**Short task:** Restate each line of the listing exactly, without carrying over any pictures.

===== Stored records =====

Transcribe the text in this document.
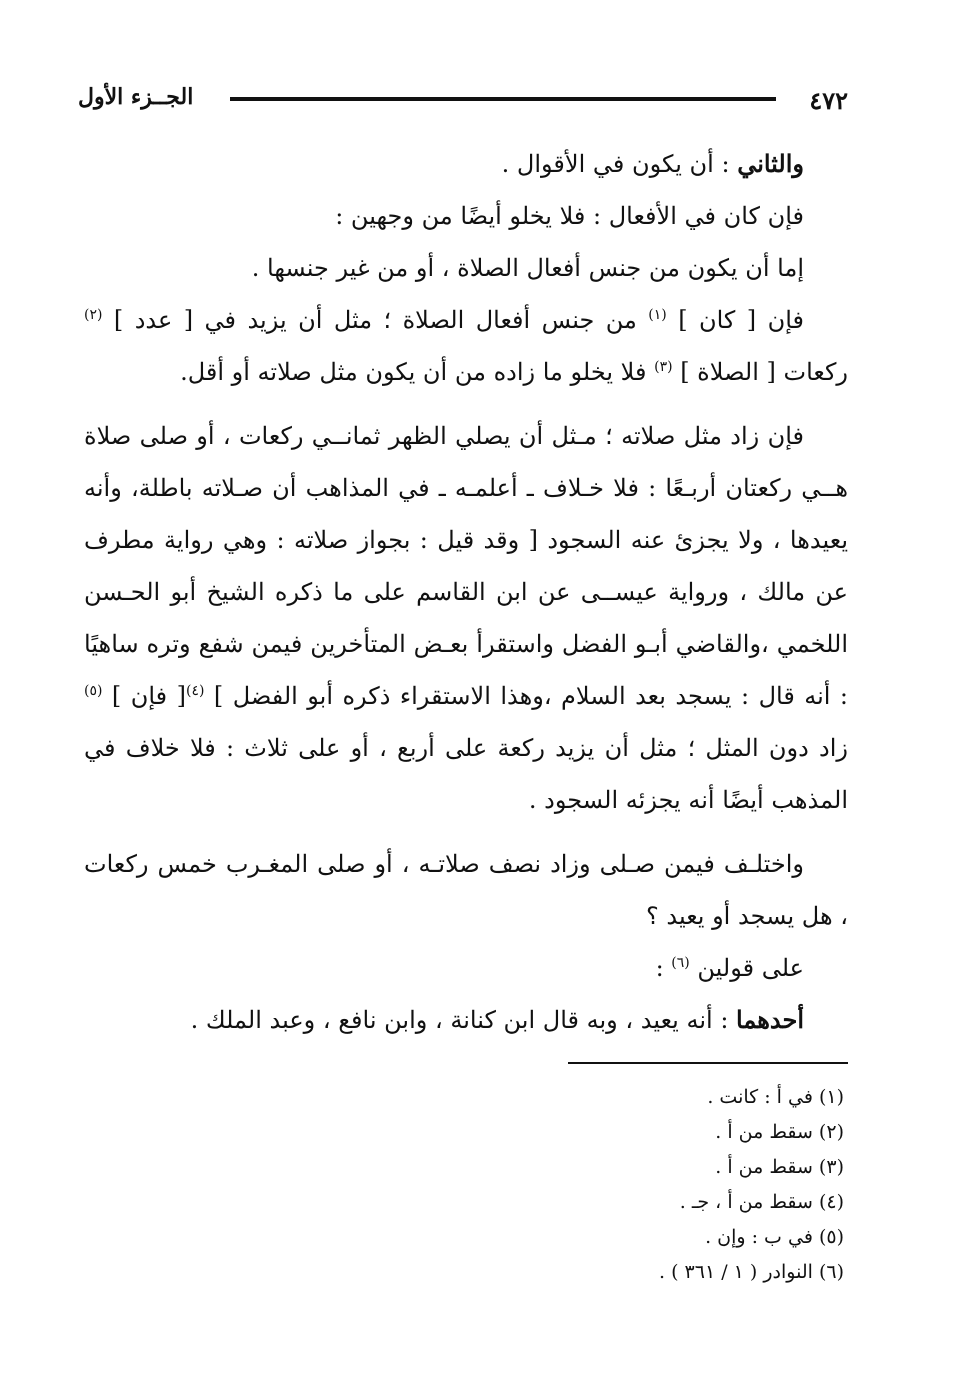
٤٧٢
الجــزء الأول

والثاني : أن يكون في الأقوال .

فإن كان في الأفعال : فلا يخلو أيضًا من وجهين :

إما أن يكون من جنس أفعال الصلاة ، أو من غير جنسها .

فإن [ كان ] $^{(١)}$ من جنس أفعال الصلاة ؛ مثل أن يزيد في [ عدد ] $^{(٢)}$ ركعات [ الصلاة ] $^{(٣)}$ فلا يخلو ما زاده من أن يكون مثل صلاته أو أقل.

فإن زاد مثل صلاته ؛ مـثل أن يصلي الظهر ثمانــي ركعات ، أو صلى صلاة هــي ركعتان أربـعًا : فلا خـلاف ـ أعلمـه ـ في المذاهب أن صـلاته باطلة، وأنه يعيدها ، ولا يجزئ عنه السجود [ وقد قيل : بجواز صلاته : وهي رواية مطرف عن مالك ، ورواية عيســى عن ابن القاسم على ما ذكره الشيخ أبو الحـسن اللخمي ،والقاضي أبـو الفضل واستقرأ بعـض المتأخرين فيمن شفع وتره ساهيًا : أنه قال : يسجد بعد السلام ،وهذا الاستقراء ذكره أبو الفضل ] $^{(٤)}$[ فإن ] $^{(٥)}$ زاد دون المثل ؛ مثل أن يزيد ركعة على أربع ، أو على ثلاث : فلا خلاف في المذهب أيضًا أنه يجزئه السجود .

واختلـف فيمن صـلى وزاد نصف صلاتـه ، أو صلى المغـرب خمس ركعات ، هل يسجد أو يعيد ؟

على قولين $^{(٦)}$ :

أحدهما : أنه يعيد ، وبه قال ابن كنانة ، وابن نافع ، وعبد الملك .

(١) في أ : كانت .
(٢) سقط من أ .
(٣) سقط من أ .
(٤) سقط من أ ، جـ .
(٥) في ب : وإن .
(٦) النوادر ( ١ / ٣٦١ ) .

=====

**Finished task:**
Transcribe the text in this document.
٤٧٢
الجــزء الأول

والثاني : أن يكون في الأقوال .

فإن كان في الأفعال : فلا يخلو أيضًا من وجهين :

إما أن يكون من جنس أفعال الصلاة ، أو من غير جنسها .

فإن [ كان ] $^{(١)}$ من جنس أفعال الصلاة ؛ مثل أن يزيد في [ عدد ] $^{(٢)}$ ركعات [ الصلاة ] $^{(٣)}$ فلا يخلو ما زاده من أن يكون مثل صلاته أو أقل.

فإن زاد مثل صلاته ؛ مـثل أن يصلي الظهر ثمانــي ركعات ، أو صلى صلاة هــي ركعتان أربـعًا : فلا خـلاف ـ أعلمـه ـ في المذاهب أن صـلاته باطلة، وأنه يعيدها ، ولا يجزئ عنه السجود [ وقد قيل : بجواز صلاته : وهي رواية مطرف عن مالك ، ورواية عيســى عن ابن القاسم على ما ذكره الشيخ أبو الحـسن اللخمي ،والقاضي أبـو الفضل واستقرأ بعـض المتأخرين فيمن شفع وتره ساهيًا : أنه قال : يسجد بعد السلام ،وهذا الاستقراء ذكره أبو الفضل ] $^{(٤)}$[ فإن ] $^{(٥)}$ زاد دون المثل ؛ مثل أن يزيد ركعة على أربع ، أو على ثلاث : فلا خلاف في المذهب أيضًا أنه يجزئه السجود .

واختلـف فيمن صـلى وزاد نصف صلاتـه ، أو صلى المغـرب خمس ركعات ، هل يسجد أو يعيد ؟

على قولين $^{(٦)}$ :

أحدهما : أنه يعيد ، وبه قال ابن كنانة ، وابن نافع ، وعبد الملك .

(١) في أ : كانت .
(٢) سقط من أ .
(٣) سقط من أ .
(٤) سقط من أ ، جـ .
(٥) في ب : وإن .
(٦) النوادر ( ١ / ٣٦١ ) .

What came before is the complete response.